Detalhes do exercício: Devolva, sem nenhuma alteração, a parte do texto sobre o mercado automotivo em 2025 que começa em "No Grupo Mônaco, valorizamos" e termina em "mantemos até hoje.".

Trecho do texto:
Analisando os fatores que impactam esse mercado, 2025 promete ser um ano dinâmico, repleto de avanços tecnológicos e alinhado às novas demandas do consumidor. Conforme nos preparamos para esse futuro promissor, algumas tendências-chave já estão moldando o setor, e, como um player estratégico, precisamos estar atentos para liderar e inovar.

E uma dessas principais tendências que seguirá em alta é a busca por veículos sustentáveis. A eletrificação continuará sendo o principal motor de mudança, com uma previsão de aumento significativo na participação dos veículos elétricos, não apenas no Brasil, mas em mercados globais.

Isso ocorre devido à redução nos custos de produção de baterias e ao avanço da infraestrutura de carregamento. No Brasil, o crescimento do segmento tem sido impulsionado por incentivos fiscais e subsídios que tornam as soluções híbridas e elétricas mais acessíveis ao consumidor.

Além disso, a busca por sustentabilidade permeia todos os aspectos da vida moderna, inclusive a mobilidade urbana. A produção de veículos elétricos tornou-se mais limpa, com o uso de materiais recicláveis, consolidando a responsabilidade ambiental como um diferencial competitivo.

Apesar das transformações tecnológicas, uma coisa não mudará em 2025: o foco na experiência do cliente. As empresas que conseguem oferecer atendimento excepcional, simplificar processos e garantir um suporte eficiente sairão na frente, conquistando a fidelidade de seus consumidores.

No Grupo Mônaco, valorizamos essa conexão desde a nossa fundação, na década de 1970. Meu pai, Armindo Denardin, ao inaugurar nossa primeira concessionária em Altamira, no Pará, chamava seu empreendimento de “Casa de Amigos”. Esse espírito de proximidade e atenção personalizada, seja para fechar um negócio ou apenas para receber bem quem nos procura, é um legado que mantemos até hoje.

O futuro do mercado automotivo não é apenas sobre tecnologia; é sobre como utilizamos essa tecnologia para melhorar vidas e gerar um impacto positivo no planeta. No Grupo Mônaco, estamos comprometidos em liderar essa transformação, com inovação, excelência e uma visão estratégica que priorize nossos clientes, colaboradores e parceiros.

2025 será um ano para acelerar. Estou confiante de que estamos prontos para essa jornada, que promete grandes conquistas e novas possibilidades para montadoras, concessionárias e, principalmente, para nossos clientes. Que venha o novo!

Dados disponíveis:

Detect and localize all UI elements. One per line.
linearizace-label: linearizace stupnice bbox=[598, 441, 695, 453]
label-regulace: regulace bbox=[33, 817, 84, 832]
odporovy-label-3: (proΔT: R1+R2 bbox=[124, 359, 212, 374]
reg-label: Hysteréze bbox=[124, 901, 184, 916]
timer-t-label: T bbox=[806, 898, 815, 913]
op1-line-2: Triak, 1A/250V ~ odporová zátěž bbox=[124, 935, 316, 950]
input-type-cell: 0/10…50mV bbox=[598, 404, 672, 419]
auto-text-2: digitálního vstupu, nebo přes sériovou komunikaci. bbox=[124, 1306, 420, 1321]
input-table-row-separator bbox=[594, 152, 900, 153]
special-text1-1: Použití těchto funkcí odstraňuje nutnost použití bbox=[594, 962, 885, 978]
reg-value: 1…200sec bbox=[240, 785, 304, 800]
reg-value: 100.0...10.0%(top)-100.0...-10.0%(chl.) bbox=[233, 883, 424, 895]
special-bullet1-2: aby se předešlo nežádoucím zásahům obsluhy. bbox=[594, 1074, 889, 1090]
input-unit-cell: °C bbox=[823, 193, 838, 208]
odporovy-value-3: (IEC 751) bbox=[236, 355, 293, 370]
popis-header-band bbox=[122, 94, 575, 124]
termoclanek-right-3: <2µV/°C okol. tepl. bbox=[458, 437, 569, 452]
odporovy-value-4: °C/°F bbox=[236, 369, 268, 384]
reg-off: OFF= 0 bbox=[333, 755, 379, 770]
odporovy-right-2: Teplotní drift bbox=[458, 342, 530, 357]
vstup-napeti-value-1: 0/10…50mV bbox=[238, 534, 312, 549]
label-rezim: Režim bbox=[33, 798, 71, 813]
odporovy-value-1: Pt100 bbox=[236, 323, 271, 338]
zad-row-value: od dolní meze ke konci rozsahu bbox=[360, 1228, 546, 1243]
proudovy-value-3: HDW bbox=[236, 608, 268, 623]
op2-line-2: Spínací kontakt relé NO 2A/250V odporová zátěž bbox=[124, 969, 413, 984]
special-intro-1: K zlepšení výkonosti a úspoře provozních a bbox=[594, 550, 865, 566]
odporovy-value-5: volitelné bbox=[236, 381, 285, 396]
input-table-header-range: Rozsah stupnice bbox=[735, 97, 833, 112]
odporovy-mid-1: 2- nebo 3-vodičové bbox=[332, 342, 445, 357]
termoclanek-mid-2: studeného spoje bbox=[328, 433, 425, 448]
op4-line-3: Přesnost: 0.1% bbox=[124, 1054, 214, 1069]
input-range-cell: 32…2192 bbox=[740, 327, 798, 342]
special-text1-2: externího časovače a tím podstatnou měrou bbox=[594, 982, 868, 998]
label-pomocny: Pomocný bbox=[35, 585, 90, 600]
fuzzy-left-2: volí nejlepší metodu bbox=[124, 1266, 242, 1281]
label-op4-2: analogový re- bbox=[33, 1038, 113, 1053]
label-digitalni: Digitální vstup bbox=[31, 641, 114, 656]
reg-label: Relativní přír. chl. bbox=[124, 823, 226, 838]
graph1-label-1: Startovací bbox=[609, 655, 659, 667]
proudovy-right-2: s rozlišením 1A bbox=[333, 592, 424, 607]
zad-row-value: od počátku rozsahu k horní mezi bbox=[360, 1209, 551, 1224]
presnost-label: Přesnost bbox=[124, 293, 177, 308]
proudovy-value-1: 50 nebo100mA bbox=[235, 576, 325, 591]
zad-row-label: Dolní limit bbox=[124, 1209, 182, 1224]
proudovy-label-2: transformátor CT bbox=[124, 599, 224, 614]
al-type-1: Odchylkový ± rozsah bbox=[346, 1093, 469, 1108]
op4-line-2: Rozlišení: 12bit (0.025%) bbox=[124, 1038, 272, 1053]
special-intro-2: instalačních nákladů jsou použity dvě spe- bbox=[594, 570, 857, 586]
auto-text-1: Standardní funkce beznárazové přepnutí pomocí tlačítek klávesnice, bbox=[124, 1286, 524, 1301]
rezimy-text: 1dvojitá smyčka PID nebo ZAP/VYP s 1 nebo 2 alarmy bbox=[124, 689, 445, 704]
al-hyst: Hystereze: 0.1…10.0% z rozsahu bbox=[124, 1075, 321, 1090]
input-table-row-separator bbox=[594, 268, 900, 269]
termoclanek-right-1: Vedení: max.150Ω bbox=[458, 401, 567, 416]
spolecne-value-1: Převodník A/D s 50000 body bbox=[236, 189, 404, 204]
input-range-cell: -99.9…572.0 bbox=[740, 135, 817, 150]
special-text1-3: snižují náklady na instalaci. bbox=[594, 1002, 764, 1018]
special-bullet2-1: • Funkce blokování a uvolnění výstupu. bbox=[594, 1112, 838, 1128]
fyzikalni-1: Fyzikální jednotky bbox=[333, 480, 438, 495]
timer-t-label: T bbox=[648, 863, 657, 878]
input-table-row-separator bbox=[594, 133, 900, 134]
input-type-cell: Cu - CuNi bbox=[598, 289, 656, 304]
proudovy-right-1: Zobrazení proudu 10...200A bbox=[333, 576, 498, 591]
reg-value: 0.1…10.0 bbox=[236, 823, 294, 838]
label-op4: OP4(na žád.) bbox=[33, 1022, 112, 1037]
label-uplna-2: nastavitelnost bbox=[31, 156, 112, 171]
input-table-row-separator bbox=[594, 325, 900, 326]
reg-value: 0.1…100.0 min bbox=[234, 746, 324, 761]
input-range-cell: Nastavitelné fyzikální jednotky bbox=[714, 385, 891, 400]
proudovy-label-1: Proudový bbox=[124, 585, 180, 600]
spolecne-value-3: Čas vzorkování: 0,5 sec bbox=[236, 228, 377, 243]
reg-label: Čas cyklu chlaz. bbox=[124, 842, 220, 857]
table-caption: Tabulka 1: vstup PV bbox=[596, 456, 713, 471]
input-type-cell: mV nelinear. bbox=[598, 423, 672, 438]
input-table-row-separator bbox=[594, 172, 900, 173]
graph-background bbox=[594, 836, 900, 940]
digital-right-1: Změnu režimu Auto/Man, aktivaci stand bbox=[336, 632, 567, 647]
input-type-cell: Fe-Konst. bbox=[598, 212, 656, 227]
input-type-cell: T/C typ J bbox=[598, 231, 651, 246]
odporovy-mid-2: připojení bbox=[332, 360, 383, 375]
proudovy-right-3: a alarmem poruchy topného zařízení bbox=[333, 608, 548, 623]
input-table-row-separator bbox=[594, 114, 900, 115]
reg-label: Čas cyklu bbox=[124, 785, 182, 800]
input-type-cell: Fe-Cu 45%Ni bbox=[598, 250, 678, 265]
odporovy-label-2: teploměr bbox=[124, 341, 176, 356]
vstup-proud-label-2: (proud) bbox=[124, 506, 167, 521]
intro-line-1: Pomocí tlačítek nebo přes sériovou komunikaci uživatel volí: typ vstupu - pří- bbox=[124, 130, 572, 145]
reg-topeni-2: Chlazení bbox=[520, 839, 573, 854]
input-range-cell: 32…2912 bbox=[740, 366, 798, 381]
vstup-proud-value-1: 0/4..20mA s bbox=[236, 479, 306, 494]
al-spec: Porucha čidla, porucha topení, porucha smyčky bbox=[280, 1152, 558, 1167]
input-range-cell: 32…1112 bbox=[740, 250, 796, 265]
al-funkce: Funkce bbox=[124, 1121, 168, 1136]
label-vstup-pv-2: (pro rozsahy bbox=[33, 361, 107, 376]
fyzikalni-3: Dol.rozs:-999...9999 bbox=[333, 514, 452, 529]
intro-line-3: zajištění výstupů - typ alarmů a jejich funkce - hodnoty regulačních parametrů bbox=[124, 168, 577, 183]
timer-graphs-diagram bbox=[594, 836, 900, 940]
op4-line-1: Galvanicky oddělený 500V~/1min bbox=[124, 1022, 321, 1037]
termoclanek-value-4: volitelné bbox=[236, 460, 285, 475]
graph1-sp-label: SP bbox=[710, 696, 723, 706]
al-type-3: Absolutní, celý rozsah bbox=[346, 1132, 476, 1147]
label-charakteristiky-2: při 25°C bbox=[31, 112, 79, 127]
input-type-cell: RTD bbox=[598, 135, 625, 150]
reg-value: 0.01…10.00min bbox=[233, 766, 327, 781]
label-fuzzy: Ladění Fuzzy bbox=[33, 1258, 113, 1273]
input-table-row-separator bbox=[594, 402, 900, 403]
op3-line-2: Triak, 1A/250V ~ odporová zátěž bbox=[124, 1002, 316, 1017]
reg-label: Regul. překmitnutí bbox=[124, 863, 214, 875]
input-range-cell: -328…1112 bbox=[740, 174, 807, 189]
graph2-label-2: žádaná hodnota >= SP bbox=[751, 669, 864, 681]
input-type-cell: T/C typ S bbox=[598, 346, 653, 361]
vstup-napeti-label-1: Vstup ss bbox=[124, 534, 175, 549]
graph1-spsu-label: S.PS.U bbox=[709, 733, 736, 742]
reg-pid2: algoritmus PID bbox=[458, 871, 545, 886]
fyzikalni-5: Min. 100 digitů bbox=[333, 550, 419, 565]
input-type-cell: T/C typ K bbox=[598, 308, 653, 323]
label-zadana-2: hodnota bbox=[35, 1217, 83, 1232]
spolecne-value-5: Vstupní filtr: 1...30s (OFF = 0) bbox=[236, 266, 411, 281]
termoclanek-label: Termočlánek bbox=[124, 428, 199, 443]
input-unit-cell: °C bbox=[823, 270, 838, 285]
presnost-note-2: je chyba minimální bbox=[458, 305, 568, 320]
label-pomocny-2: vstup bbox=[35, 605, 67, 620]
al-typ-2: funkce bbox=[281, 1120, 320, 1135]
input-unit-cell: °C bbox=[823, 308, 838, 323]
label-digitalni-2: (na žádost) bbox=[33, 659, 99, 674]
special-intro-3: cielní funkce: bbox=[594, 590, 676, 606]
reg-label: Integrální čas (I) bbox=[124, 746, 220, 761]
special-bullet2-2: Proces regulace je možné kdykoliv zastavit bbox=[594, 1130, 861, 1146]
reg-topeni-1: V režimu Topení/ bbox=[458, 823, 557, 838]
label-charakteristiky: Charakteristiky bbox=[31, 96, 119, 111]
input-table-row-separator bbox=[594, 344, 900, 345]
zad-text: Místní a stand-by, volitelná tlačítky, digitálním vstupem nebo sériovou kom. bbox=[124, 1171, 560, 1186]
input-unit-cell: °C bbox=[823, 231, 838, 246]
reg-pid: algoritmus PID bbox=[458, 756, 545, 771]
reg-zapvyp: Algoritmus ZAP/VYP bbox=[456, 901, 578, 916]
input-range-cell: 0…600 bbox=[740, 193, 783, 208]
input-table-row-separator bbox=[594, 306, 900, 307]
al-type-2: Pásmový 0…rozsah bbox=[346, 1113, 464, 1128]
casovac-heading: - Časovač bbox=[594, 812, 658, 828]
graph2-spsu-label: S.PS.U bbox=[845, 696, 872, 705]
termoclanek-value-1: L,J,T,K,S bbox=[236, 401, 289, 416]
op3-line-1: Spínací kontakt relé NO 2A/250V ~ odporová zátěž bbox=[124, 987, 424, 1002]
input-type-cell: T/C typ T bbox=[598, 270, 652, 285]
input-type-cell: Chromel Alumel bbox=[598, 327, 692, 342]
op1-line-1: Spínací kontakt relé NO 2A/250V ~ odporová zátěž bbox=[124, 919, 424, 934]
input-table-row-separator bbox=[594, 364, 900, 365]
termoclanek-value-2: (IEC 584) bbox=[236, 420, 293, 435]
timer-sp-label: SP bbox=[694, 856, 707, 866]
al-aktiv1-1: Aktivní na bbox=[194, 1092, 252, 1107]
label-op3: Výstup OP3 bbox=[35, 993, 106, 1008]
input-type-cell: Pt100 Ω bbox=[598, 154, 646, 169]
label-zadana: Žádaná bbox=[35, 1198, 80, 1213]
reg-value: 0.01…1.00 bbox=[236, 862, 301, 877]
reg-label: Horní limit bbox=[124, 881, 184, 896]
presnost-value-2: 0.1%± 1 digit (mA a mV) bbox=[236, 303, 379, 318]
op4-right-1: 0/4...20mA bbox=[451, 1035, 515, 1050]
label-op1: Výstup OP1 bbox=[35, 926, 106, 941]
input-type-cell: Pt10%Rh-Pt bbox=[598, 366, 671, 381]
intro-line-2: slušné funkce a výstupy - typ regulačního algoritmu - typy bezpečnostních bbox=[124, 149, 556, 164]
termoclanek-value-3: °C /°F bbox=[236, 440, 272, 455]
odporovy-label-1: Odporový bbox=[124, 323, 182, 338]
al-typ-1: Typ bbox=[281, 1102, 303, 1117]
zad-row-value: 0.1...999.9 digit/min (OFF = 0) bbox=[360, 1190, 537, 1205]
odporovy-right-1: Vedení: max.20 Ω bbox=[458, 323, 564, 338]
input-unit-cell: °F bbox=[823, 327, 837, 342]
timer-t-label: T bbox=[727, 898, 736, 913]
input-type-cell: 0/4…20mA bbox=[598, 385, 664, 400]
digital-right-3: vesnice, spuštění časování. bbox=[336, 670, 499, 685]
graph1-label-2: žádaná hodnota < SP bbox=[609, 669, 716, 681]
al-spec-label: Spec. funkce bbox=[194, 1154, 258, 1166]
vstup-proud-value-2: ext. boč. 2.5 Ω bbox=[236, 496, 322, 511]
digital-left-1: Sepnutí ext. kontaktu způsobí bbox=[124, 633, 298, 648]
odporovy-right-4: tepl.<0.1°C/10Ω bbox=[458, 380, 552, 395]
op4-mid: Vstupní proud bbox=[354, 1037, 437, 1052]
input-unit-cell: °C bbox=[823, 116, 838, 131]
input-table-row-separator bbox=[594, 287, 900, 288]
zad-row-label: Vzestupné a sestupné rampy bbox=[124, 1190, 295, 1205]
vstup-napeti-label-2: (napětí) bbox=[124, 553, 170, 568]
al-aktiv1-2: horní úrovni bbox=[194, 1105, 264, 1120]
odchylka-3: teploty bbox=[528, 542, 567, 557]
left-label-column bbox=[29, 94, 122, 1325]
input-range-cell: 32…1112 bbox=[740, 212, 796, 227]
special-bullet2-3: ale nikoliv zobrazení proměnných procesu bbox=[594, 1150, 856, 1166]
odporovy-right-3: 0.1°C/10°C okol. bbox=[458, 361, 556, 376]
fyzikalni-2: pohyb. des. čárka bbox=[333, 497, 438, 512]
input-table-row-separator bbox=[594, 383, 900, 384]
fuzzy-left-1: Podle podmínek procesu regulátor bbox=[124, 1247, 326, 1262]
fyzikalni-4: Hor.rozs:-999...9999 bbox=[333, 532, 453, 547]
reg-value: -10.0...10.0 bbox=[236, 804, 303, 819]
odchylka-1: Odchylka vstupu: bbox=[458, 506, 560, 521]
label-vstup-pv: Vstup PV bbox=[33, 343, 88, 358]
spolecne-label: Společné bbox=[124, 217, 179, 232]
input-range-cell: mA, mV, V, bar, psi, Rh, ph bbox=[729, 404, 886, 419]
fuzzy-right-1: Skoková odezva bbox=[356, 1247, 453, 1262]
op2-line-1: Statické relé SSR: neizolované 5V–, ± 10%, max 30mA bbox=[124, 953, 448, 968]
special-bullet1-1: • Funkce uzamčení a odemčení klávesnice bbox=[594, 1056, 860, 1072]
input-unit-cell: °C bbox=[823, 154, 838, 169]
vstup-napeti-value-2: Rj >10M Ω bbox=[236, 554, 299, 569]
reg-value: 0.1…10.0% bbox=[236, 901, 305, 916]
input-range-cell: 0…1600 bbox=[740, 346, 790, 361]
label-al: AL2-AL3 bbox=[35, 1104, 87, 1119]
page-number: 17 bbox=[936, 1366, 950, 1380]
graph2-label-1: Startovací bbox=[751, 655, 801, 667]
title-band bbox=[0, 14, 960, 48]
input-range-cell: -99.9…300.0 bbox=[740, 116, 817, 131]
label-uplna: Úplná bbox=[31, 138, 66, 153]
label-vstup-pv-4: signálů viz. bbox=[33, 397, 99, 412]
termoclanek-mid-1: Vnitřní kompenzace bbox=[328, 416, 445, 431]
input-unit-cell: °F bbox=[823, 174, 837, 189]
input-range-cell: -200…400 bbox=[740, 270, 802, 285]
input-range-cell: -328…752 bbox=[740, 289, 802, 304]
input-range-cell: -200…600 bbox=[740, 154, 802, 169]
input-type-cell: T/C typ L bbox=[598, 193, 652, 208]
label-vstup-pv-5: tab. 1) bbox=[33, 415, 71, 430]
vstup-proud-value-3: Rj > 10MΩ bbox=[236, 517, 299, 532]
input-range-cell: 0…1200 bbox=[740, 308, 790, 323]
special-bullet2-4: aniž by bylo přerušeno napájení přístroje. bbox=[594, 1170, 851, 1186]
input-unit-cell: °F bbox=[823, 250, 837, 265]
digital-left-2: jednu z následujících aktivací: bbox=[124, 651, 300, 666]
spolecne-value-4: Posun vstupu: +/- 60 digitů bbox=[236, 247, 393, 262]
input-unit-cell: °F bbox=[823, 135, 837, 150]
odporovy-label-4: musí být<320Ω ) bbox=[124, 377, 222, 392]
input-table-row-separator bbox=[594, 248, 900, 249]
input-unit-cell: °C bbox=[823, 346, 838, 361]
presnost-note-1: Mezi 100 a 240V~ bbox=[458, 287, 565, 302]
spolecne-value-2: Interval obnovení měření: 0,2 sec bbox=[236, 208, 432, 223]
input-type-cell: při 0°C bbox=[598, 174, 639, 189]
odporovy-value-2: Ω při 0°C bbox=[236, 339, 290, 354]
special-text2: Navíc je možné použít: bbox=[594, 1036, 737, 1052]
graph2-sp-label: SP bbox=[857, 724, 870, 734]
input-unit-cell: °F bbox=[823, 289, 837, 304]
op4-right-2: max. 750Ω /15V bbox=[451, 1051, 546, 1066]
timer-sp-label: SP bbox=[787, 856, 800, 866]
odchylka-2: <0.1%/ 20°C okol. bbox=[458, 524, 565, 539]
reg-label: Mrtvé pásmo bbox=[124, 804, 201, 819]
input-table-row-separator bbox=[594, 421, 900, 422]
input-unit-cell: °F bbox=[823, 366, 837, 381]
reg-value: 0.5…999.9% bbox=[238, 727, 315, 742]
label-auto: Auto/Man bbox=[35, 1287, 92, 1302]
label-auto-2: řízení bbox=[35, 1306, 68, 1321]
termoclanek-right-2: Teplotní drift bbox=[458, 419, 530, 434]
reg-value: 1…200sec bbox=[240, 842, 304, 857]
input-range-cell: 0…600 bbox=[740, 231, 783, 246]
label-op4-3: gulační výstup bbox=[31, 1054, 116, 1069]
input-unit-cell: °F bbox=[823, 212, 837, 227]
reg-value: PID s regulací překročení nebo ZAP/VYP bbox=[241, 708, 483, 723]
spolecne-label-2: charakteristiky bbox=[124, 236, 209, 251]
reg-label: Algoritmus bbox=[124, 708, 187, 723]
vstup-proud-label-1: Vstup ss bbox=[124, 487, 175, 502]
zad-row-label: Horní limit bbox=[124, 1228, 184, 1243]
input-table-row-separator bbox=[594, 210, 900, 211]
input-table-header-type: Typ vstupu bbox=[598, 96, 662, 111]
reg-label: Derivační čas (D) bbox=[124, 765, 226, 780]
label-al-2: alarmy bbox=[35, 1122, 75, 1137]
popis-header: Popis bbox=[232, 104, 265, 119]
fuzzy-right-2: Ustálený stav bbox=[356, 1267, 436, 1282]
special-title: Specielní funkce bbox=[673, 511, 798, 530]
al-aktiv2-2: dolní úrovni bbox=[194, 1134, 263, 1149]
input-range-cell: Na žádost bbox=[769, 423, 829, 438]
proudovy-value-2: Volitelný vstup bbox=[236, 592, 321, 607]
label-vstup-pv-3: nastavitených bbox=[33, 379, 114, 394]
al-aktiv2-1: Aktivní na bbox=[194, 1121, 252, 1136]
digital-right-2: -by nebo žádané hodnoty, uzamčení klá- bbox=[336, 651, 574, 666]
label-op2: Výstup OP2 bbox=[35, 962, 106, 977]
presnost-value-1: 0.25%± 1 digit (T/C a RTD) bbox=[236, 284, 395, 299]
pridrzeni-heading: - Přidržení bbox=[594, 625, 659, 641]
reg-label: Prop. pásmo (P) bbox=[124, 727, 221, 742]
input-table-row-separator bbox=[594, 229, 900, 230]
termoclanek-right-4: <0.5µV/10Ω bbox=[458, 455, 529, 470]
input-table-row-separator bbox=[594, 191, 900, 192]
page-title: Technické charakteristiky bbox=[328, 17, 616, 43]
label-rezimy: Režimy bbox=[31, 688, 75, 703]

Área de resposta:
No Grupo Mônaco, valorizamos essa conexão desde a nossa fundação, na década de 1970. Meu pai, Armindo Denardin, ao inaugurar nossa primeira concessionária em Altamira, no Pará, chamava seu empreendimento de “Casa de Amigos”. Esse espírito de proximidade e atenção personalizada, seja para fechar um negócio ou apenas para receber bem quem nos procura, é um legado que mantemos até hoje.